# DIRECTIONS FOR THIS TASK
Wherever "Part" appears in a line, list that line.

[Records excerpted from a collection]

+++++

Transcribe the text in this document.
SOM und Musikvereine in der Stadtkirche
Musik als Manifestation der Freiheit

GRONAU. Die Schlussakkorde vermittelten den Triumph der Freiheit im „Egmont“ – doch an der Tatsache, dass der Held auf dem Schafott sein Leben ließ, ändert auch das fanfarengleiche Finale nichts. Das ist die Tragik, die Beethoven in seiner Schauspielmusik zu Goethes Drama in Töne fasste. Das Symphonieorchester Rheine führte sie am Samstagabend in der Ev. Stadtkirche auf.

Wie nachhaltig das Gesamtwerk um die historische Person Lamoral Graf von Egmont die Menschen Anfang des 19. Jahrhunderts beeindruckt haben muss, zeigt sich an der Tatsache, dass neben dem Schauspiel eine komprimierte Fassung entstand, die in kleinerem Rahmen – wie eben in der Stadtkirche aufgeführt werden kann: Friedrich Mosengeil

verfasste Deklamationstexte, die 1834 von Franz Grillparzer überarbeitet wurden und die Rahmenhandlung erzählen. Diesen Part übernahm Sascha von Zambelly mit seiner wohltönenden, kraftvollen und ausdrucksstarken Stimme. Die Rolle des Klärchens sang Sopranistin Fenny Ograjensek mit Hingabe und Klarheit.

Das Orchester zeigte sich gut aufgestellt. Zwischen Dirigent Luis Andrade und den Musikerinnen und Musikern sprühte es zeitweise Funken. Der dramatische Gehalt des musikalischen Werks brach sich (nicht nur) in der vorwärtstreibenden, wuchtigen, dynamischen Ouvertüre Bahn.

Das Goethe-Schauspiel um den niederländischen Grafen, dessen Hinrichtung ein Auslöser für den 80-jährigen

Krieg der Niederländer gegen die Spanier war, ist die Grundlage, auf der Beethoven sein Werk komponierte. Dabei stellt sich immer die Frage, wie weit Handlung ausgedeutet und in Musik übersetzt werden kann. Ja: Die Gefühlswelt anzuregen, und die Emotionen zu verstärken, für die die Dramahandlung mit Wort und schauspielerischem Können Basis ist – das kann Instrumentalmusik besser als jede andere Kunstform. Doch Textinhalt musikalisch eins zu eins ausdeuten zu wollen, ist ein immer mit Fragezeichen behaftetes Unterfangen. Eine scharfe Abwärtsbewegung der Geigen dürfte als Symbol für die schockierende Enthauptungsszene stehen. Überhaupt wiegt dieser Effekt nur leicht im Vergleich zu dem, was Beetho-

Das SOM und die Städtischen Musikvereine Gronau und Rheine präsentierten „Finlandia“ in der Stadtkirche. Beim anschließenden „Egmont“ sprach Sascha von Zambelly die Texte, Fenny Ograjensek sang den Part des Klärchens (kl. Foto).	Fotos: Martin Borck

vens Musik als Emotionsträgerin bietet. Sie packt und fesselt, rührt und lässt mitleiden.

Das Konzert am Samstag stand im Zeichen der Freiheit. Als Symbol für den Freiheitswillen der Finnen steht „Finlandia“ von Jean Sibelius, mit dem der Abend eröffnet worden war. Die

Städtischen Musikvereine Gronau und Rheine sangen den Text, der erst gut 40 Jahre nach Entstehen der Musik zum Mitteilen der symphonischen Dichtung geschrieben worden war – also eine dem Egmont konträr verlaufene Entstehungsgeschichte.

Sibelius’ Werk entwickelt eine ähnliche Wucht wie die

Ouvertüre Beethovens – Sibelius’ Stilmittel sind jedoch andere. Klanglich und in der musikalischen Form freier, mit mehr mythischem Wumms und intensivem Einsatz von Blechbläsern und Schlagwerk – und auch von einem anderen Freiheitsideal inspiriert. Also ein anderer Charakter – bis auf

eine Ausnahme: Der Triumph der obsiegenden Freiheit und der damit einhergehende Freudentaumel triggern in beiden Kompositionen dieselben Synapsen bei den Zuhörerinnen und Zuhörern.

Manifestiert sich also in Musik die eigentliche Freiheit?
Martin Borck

+++++

# RESULT OF THIS TASK
verfasste Deklamationstexte, die 1834 von Franz Grillparzer überarbeitet wurden und die Rahmenhandlung erzählen. Diesen Part übernahm Sascha von Zambelly mit seiner wohltönenden, kraftvollen und ausdrucksstarken Stimme. Die Rolle des Klärchens sang Sopranistin Fenny Ograjensek mit Hingabe und Klarheit.
Das SOM und die Städtischen Musikvereine Gronau und Rheine präsentierten „Finlandia“ in der Stadtkirche. Beim anschließenden „Egmont“ sprach Sascha von Zambelly die Texte, Fenny Ograjensek sang den Part des Klärchens (kl. Foto).	Fotos: Martin Borck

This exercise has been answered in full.